▸ **The problem**:
Give nothing except the number of lines containing the word "Negative".

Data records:

-- BEGIN --

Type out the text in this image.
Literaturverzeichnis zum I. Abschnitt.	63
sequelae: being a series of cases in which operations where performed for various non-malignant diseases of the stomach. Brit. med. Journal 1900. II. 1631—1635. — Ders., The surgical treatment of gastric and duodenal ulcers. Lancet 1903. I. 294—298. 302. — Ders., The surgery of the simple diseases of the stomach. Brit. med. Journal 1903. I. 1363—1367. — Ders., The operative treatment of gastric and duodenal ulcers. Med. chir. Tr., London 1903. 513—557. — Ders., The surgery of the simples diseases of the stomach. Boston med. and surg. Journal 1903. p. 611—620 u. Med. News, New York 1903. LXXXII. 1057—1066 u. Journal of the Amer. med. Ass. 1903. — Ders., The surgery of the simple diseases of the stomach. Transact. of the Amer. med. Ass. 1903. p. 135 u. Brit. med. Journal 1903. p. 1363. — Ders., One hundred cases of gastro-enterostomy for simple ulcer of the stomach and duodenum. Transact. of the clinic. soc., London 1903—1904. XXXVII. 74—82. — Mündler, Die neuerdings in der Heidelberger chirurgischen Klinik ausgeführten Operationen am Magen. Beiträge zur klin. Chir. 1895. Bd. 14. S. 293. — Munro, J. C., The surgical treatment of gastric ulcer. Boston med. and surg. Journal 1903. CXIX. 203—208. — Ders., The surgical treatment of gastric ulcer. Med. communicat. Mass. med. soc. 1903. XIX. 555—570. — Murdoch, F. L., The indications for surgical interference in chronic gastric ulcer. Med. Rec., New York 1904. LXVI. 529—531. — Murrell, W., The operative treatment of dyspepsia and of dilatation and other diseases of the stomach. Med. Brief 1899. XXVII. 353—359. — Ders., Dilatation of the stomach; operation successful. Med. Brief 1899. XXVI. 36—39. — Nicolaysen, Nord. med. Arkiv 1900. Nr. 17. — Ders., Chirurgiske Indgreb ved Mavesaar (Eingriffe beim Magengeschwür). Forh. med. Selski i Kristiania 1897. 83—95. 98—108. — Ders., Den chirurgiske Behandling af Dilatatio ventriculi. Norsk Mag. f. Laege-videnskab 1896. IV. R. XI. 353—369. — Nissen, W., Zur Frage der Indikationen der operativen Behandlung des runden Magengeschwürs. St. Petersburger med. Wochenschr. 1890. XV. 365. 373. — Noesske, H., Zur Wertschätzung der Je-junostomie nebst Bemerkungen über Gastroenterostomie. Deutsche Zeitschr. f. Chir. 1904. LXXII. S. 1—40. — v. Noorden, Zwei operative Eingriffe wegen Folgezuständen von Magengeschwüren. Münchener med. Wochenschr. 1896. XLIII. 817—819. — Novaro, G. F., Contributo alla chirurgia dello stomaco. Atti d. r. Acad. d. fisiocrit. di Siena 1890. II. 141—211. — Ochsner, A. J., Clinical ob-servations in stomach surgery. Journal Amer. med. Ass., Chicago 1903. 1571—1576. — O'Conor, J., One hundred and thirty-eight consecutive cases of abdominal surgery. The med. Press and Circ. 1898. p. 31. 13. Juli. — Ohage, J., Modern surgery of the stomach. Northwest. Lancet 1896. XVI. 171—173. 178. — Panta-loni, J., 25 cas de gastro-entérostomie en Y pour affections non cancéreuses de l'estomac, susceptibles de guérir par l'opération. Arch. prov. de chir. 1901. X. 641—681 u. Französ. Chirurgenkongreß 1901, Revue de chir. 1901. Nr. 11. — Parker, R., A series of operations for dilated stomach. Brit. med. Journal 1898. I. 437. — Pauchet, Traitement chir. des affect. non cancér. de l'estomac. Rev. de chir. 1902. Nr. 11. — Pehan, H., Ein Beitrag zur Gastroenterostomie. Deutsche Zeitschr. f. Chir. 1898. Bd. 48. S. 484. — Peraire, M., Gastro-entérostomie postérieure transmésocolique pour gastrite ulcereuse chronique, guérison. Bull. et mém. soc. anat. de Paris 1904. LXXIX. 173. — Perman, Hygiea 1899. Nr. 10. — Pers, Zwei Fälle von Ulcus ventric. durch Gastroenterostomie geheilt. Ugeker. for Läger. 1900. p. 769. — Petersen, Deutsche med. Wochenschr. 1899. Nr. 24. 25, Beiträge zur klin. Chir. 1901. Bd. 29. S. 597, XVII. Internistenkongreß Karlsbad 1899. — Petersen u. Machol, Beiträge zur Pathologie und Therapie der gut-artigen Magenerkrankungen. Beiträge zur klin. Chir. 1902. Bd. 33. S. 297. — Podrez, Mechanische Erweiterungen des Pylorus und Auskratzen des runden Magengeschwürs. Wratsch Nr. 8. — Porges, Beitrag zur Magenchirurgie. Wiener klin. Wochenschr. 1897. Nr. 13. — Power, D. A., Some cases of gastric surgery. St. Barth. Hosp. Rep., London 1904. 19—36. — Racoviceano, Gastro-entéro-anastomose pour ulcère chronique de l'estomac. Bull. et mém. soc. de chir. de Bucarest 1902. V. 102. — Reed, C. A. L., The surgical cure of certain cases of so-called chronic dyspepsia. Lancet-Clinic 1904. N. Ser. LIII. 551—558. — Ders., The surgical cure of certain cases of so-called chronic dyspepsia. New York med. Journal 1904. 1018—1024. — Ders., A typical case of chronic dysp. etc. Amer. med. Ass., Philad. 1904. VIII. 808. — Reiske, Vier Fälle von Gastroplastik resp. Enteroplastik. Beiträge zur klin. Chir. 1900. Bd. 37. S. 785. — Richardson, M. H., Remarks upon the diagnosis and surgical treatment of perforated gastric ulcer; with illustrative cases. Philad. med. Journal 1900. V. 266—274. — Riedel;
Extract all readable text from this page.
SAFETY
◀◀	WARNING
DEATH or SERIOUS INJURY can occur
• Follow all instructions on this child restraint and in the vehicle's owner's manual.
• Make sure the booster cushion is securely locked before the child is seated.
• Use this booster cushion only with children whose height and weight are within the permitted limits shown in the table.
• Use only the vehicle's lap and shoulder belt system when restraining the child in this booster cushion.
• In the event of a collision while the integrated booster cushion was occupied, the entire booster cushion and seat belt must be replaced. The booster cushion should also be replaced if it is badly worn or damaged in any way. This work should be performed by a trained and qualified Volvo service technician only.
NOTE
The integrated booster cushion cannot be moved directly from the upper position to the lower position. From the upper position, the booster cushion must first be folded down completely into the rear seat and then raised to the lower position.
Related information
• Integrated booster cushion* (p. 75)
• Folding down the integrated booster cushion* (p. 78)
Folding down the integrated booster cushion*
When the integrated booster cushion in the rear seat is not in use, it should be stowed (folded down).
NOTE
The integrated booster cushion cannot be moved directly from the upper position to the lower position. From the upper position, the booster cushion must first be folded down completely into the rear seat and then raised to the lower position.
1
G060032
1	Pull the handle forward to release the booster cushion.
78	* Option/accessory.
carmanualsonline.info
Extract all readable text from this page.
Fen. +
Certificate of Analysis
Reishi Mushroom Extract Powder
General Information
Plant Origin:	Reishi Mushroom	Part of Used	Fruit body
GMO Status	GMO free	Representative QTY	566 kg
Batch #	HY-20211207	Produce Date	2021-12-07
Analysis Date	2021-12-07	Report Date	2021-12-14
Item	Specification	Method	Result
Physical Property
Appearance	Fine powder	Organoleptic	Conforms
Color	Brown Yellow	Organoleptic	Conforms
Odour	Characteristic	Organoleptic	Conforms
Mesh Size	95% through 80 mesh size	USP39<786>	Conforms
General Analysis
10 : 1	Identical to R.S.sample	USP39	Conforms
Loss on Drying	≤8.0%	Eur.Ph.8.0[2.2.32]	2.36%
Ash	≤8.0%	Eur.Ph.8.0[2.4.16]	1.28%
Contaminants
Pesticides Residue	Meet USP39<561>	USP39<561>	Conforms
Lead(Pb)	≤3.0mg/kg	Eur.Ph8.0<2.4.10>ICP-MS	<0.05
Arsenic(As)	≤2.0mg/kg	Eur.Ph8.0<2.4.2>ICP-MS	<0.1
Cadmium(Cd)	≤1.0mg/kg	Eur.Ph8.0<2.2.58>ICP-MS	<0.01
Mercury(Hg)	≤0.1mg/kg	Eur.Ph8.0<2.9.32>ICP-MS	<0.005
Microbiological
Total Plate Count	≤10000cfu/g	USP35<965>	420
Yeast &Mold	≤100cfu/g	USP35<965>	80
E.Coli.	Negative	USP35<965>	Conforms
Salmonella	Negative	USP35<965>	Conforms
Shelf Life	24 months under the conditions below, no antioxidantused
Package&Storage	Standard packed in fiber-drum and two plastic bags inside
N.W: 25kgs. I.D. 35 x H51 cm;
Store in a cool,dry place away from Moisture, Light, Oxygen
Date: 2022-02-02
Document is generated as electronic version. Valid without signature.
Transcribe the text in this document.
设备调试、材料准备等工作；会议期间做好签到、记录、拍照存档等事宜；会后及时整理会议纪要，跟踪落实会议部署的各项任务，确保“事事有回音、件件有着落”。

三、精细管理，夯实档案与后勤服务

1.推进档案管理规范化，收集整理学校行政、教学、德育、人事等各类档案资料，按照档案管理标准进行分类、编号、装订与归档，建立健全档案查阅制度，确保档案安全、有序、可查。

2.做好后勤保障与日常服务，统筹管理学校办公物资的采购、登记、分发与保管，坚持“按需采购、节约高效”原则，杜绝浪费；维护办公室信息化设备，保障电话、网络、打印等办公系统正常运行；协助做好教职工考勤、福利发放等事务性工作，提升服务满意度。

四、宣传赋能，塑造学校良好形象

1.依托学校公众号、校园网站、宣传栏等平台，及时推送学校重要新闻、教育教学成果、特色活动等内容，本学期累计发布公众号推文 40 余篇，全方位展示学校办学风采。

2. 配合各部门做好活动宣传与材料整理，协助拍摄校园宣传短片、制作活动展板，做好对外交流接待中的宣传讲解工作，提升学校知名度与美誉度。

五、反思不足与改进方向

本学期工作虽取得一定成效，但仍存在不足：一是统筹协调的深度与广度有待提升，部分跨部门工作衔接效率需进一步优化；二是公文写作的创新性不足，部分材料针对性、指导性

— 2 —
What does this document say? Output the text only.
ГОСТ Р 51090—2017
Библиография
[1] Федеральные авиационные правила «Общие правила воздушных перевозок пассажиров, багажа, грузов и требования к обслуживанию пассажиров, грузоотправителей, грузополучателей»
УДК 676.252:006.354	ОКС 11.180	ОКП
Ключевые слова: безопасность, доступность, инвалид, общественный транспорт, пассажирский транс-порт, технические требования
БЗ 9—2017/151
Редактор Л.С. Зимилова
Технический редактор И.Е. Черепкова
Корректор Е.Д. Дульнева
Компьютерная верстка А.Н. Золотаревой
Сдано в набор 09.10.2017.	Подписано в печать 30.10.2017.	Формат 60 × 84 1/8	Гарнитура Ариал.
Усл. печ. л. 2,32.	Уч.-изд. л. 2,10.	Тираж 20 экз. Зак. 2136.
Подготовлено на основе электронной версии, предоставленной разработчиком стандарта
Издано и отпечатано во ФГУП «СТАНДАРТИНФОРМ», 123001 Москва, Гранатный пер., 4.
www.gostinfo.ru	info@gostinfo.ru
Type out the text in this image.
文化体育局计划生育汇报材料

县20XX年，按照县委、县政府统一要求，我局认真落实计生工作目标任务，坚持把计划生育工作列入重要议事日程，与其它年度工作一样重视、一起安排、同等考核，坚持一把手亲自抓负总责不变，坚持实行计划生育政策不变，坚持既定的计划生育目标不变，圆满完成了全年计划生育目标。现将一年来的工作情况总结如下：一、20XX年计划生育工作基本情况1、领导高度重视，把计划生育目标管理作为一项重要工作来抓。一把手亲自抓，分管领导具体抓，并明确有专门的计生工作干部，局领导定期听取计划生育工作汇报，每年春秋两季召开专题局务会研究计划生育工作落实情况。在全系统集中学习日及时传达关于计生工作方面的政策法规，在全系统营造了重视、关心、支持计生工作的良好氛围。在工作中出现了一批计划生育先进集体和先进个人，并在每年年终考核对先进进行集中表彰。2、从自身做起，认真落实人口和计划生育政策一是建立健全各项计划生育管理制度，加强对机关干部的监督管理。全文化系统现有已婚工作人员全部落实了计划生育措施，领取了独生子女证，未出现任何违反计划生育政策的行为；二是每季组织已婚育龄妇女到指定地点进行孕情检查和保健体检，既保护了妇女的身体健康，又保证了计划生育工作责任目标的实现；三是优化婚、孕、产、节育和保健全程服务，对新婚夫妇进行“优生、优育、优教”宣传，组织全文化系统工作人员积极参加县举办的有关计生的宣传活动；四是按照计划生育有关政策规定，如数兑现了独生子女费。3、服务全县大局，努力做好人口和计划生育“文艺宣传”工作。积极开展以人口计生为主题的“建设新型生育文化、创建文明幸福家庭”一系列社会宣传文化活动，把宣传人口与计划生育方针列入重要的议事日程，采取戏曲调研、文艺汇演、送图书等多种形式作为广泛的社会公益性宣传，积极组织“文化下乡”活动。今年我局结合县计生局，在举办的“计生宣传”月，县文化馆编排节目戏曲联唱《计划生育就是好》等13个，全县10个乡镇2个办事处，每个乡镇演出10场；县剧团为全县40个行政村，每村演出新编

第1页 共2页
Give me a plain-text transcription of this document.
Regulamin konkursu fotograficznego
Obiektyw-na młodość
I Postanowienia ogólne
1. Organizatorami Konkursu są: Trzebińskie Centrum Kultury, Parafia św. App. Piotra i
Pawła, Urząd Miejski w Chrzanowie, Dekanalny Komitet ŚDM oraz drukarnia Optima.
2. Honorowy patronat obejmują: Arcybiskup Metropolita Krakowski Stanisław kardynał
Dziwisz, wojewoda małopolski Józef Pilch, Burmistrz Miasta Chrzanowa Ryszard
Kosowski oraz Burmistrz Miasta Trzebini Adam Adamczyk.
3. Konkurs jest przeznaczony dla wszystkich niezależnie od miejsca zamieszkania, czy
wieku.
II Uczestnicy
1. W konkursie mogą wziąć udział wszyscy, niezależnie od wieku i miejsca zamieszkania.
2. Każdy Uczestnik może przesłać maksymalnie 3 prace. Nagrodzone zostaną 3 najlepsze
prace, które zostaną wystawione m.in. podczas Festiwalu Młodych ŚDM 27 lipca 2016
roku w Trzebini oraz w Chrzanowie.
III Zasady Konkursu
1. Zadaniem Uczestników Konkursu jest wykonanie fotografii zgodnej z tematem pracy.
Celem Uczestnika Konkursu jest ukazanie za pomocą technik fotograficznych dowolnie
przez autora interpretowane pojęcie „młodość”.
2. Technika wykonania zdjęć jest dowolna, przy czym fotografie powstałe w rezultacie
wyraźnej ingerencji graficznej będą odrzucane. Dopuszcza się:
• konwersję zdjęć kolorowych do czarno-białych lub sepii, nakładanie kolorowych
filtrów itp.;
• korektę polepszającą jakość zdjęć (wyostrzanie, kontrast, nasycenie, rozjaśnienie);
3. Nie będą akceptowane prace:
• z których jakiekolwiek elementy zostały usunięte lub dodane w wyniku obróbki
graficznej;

-- END --

▸ **Result**:
2